**Written problem**
Where a line of the listing below includes the word "prefix", reproduce that line.

──────

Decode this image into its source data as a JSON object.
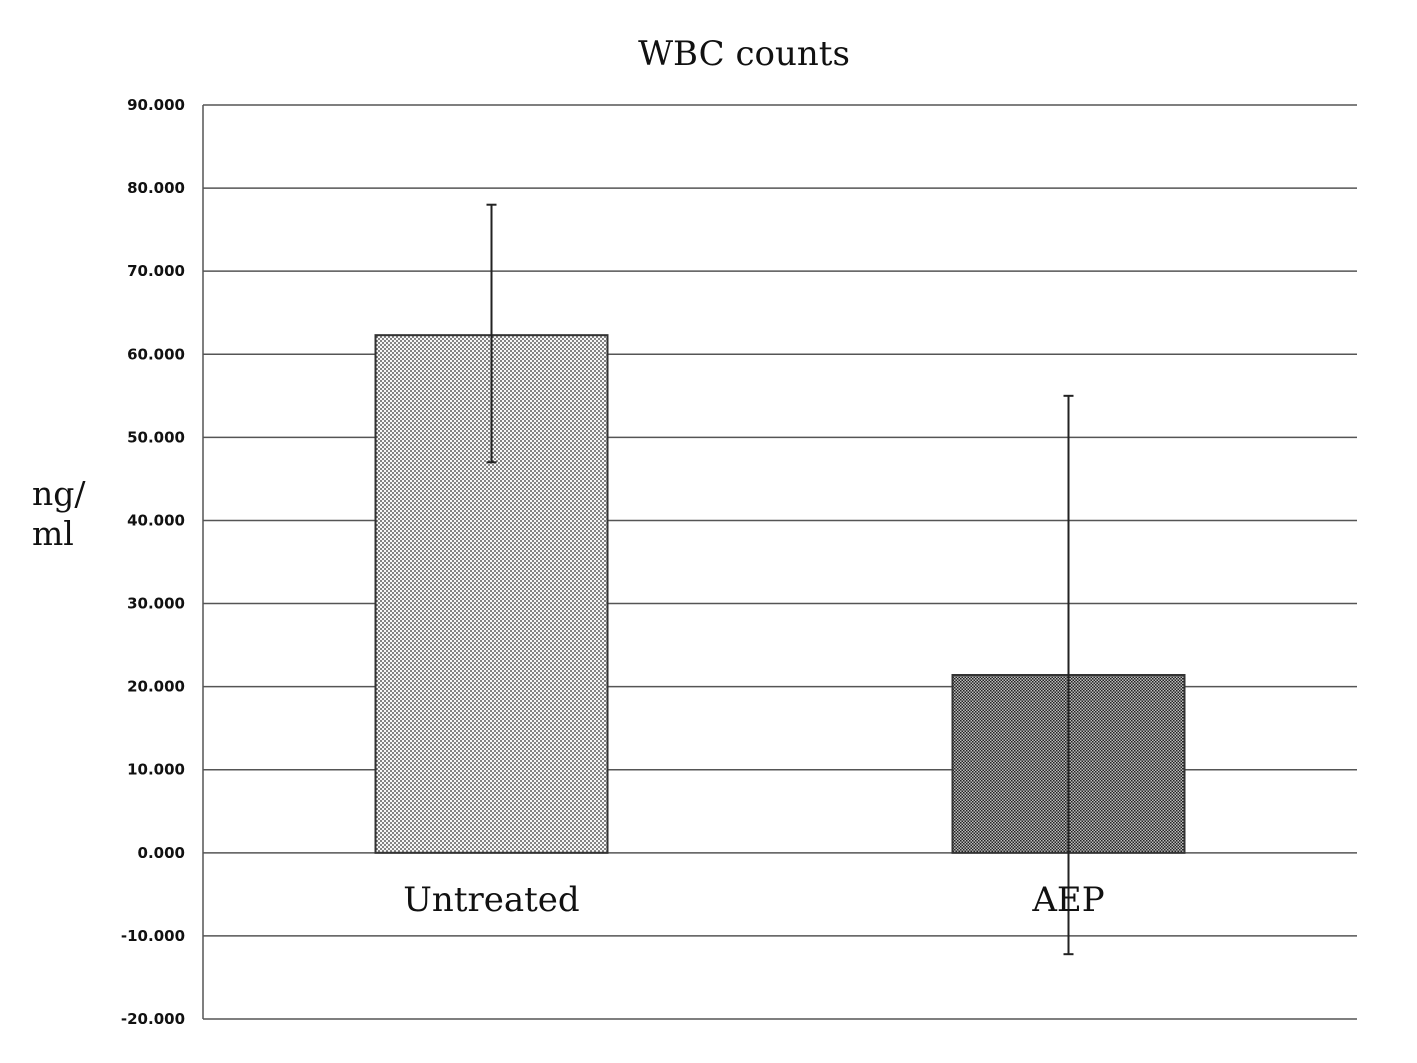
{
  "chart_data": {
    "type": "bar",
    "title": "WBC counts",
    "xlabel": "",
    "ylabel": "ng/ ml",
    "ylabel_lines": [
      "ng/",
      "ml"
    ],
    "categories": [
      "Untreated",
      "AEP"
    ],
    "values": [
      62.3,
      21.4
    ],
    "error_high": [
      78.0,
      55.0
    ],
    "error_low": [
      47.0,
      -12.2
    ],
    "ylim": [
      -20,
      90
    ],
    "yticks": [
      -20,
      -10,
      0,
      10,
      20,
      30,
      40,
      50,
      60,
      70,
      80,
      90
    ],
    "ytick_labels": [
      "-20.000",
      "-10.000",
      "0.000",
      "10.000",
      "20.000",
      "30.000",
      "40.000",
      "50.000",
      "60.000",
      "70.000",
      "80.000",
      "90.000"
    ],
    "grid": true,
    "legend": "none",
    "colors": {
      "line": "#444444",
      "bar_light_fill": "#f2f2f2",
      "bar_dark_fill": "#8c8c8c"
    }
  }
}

──────

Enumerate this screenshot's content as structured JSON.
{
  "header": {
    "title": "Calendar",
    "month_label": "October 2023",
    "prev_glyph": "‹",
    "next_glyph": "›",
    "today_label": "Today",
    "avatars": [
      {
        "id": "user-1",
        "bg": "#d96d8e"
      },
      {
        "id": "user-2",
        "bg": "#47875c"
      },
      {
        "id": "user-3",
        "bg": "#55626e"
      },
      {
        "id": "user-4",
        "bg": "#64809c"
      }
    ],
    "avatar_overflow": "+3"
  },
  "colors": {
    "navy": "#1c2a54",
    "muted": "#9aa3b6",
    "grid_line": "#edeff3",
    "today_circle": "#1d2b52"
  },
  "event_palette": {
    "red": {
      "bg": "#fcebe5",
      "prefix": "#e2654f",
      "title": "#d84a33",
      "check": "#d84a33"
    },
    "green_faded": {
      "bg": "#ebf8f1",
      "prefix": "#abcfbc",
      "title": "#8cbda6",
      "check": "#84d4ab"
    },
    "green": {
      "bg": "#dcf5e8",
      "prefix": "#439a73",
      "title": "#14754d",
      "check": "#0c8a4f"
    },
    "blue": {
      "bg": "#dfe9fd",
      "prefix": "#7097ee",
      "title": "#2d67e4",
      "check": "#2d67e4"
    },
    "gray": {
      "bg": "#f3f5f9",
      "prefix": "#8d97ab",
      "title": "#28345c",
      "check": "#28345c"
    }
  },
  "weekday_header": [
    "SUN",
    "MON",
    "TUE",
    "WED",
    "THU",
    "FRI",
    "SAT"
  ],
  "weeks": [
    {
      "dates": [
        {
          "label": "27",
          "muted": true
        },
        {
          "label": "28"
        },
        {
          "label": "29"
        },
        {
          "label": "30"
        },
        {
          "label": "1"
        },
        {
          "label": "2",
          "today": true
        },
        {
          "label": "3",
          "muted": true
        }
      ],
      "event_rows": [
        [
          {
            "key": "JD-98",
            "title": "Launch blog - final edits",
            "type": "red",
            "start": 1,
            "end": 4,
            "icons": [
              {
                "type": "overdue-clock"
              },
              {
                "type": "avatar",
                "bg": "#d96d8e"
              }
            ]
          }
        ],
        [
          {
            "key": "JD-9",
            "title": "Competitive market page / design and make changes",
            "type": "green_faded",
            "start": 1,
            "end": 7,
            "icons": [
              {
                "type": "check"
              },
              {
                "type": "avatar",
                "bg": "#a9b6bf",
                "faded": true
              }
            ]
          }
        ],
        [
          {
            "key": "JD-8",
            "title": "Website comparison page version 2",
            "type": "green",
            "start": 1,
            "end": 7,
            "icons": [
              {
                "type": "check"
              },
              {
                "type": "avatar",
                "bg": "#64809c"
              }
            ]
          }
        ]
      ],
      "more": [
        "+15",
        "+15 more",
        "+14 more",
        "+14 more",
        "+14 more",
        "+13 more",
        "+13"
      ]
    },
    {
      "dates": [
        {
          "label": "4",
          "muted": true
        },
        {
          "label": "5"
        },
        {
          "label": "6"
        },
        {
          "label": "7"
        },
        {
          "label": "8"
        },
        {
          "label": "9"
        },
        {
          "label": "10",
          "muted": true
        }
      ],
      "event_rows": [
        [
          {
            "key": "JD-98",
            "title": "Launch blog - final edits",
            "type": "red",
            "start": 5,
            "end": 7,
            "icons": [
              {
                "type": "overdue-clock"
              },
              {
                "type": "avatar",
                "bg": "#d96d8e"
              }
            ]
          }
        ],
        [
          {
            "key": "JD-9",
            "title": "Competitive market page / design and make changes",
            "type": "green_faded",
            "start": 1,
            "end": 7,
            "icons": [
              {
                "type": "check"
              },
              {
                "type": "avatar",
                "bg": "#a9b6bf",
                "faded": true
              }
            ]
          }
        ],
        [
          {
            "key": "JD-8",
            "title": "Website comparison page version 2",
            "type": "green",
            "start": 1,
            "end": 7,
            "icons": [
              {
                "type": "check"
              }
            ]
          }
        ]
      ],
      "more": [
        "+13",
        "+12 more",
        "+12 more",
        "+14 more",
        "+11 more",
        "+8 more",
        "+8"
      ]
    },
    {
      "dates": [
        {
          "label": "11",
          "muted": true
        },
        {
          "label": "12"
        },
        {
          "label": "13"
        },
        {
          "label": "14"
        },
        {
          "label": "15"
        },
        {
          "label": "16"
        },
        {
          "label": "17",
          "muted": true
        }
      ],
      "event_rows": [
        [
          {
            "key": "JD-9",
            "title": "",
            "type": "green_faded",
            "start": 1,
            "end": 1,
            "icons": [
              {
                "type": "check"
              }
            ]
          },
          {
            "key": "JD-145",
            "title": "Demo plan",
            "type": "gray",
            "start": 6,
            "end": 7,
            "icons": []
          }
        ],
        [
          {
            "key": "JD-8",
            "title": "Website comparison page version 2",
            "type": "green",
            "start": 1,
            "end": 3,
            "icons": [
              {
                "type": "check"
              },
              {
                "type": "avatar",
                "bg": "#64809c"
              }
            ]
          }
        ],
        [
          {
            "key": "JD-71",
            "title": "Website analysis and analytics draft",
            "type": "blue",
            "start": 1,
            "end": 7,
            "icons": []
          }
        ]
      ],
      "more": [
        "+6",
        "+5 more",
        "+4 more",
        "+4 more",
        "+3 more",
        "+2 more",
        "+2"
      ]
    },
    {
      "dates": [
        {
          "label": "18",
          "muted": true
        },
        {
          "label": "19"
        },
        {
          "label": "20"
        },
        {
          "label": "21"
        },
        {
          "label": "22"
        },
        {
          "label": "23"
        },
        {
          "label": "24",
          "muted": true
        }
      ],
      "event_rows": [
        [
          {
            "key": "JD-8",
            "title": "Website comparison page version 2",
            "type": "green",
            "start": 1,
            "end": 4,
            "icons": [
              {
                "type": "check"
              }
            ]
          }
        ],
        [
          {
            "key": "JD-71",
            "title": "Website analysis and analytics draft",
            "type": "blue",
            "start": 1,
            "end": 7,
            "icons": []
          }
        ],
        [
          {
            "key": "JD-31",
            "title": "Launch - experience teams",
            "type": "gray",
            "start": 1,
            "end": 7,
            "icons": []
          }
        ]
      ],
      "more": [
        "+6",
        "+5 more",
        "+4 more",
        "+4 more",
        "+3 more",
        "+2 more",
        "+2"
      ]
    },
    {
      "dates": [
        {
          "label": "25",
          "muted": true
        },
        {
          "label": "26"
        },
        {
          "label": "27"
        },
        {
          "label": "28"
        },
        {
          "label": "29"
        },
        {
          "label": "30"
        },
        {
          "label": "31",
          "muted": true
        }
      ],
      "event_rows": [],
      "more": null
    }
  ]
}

──────

**Solution for this exercise**
      "prefix": "#e2654f",
      "prefix": "#abcfbc",
      "prefix": "#439a73",
      "prefix": "#7097ee",
      "prefix": "#8d97ab",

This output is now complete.